All entries must be repeated exactly; do not include the pictures.

────

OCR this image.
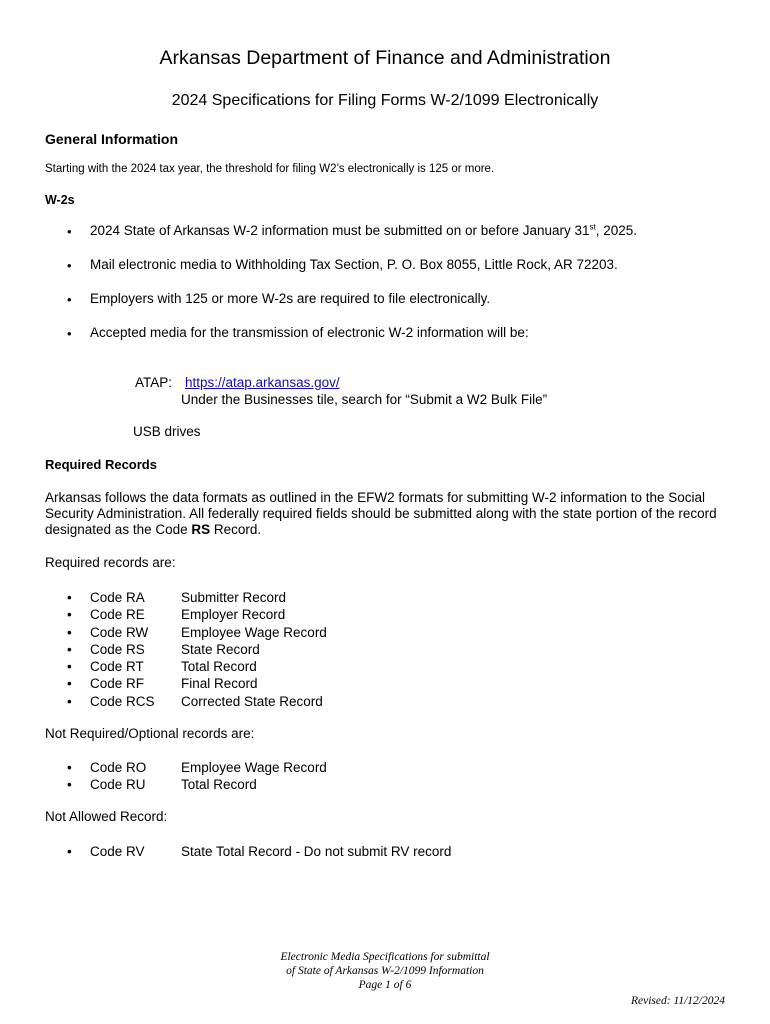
Arkansas Department of Finance and Administration
2024 Specifications for Filing Forms W-2/1099 Electronically
General Information
Starting with the 2024 tax year, the threshold for filing W2’s electronically is 125 or more.
W-2s
• 2024 State of Arkansas W-2 information must be submitted on or before January 31st, 2025.
• Mail electronic media to Withholding Tax Section, P. O. Box 8055, Little Rock, AR 72203.
• Employers with 125 or more W-2s are required to file electronically.
• Accepted media for the transmission of electronic W-2 information will be:
ATAP: https://atap.arkansas.gov/
Under the Businesses tile, search for “Submit a W2 Bulk File”
USB drives
Required Records
Arkansas follows the data formats as outlined in the EFW2 formats for submitting W-2 information to the Social
Security Administration. All federally required fields should be submitted along with the state portion of the record
designated as the Code RS Record.
Required records are:
• Code RA	Submitter Record
• Code RE	Employer Record
• Code RW Employee Wage Record
• Code RS	State Record
• Code RT	Total Record
• Code RF	Final Record
• Code RCS Corrected State Record
Not Required/Optional records are:
• Code RO	Employee Wage Record
• Code RU	Total Record
Not Allowed Record:
• Code RV	State Total Record - Do not submit RV record
Electronic Media Specifications for submittal
of State of Arkansas W-2/1099 Information
Page 1 of 6
Revised: 11/12/2024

────

FINAL RESULT
OCR this image.
Arkansas Department of Finance and Administration
2024 Specifications for Filing Forms W-2/1099 Electronically
General Information
Starting with the 2024 tax year, the threshold for filing W2’s electronically is 125 or more.
W-2s
• 2024 State of Arkansas W-2 information must be submitted on or before January 31st, 2025.
• Mail electronic media to Withholding Tax Section, P. O. Box 8055, Little Rock, AR 72203.
• Employers with 125 or more W-2s are required to file electronically.
• Accepted media for the transmission of electronic W-2 information will be:
ATAP: https://atap.arkansas.gov/
Under the Businesses tile, search for “Submit a W2 Bulk File”
USB drives
Required Records
Arkansas follows the data formats as outlined in the EFW2 formats for submitting W-2 information to the Social
Security Administration. All federally required fields should be submitted along with the state portion of the record
designated as the Code RS Record.
Required records are:
• Code RA	Submitter Record
• Code RE	Employer Record
• Code RW Employee Wage Record
• Code RS	State Record
• Code RT	Total Record
• Code RF	Final Record
• Code RCS Corrected State Record
Not Required/Optional records are:
• Code RO	Employee Wage Record
• Code RU	Total Record
Not Allowed Record:
• Code RV	State Total Record - Do not submit RV record
Electronic Media Specifications for submittal
of State of Arkansas W-2/1099 Information
Page 1 of 6
Revised: 11/12/2024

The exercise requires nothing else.